## Objective:
The records that follow need to be output exactly as they are.

Data listing
┌────────

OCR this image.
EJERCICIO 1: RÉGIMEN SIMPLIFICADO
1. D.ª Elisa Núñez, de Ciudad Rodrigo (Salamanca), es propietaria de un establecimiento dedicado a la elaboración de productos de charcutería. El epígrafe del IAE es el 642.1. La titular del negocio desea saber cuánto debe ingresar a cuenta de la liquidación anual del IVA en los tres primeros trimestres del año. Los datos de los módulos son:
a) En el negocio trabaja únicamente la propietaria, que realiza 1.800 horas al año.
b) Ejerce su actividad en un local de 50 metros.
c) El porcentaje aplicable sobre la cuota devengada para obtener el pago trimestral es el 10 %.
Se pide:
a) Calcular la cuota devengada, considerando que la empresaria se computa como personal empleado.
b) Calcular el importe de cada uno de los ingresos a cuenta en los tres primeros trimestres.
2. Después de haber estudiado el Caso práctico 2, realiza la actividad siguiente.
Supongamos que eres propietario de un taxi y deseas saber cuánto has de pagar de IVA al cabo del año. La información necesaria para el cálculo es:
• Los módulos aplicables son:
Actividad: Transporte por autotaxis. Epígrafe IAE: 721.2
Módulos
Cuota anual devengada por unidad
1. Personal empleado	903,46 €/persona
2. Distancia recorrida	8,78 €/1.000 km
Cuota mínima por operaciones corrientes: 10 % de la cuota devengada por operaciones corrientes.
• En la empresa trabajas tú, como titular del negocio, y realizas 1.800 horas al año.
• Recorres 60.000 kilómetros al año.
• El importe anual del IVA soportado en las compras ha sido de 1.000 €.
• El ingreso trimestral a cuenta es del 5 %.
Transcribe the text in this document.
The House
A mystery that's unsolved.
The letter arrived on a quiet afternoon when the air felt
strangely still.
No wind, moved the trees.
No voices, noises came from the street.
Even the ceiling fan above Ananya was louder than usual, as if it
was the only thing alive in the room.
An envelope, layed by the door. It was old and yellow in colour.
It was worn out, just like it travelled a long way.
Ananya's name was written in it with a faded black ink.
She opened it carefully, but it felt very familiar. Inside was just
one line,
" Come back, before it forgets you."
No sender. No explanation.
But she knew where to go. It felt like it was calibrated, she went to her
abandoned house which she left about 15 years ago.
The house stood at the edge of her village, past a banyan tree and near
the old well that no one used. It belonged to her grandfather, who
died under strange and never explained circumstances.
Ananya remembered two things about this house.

└────────

## Task solution:
OCR this image.
EJERCICIO 1: RÉGIMEN SIMPLIFICADO
1. D.ª Elisa Núñez, de Ciudad Rodrigo (Salamanca), es propietaria de un establecimiento dedicado a la elaboración de productos de charcutería. El epígrafe del IAE es el 642.1. La titular del negocio desea saber cuánto debe ingresar a cuenta de la liquidación anual del IVA en los tres primeros trimestres del año. Los datos de los módulos son:
a) En el negocio trabaja únicamente la propietaria, que realiza 1.800 horas al año.
b) Ejerce su actividad en un local de 50 metros.
c) El porcentaje aplicable sobre la cuota devengada para obtener el pago trimestral es el 10 %.
Se pide:
a) Calcular la cuota devengada, considerando que la empresaria se computa como personal empleado.
b) Calcular el importe de cada uno de los ingresos a cuenta en los tres primeros trimestres.
2. Después de haber estudiado el Caso práctico 2, realiza la actividad siguiente.
Supongamos que eres propietario de un taxi y deseas saber cuánto has de pagar de IVA al cabo del año. La información necesaria para el cálculo es:
• Los módulos aplicables son:
Actividad: Transporte por autotaxis. Epígrafe IAE: 721.2
Módulos
Cuota anual devengada por unidad
1. Personal empleado	903,46 €/persona
2. Distancia recorrida	8,78 €/1.000 km
Cuota mínima por operaciones corrientes: 10 % de la cuota devengada por operaciones corrientes.
• En la empresa trabajas tú, como titular del negocio, y realizas 1.800 horas al año.
• Recorres 60.000 kilómetros al año.
• El importe anual del IVA soportado en las compras ha sido de 1.000 €.
• El ingreso trimestral a cuenta es del 5 %.
Transcribe the text in this document.
The House
A mystery that's unsolved.
The letter arrived on a quiet afternoon when the air felt
strangely still.
No wind, moved the trees.
No voices, noises came from the street.
Even the ceiling fan above Ananya was louder than usual, as if it
was the only thing alive in the room.
An envelope, layed by the door. It was old and yellow in colour.
It was worn out, just like it travelled a long way.
Ananya's name was written in it with a faded black ink.
She opened it carefully, but it felt very familiar. Inside was just
one line,
" Come back, before it forgets you."
No sender. No explanation.
But she knew where to go. It felt like it was calibrated, she went to her
abandoned house which she left about 15 years ago.
The house stood at the edge of her village, past a banyan tree and near
the old well that no one used. It belonged to her grandfather, who
died under strange and never explained circumstances.
Ananya remembered two things about this house.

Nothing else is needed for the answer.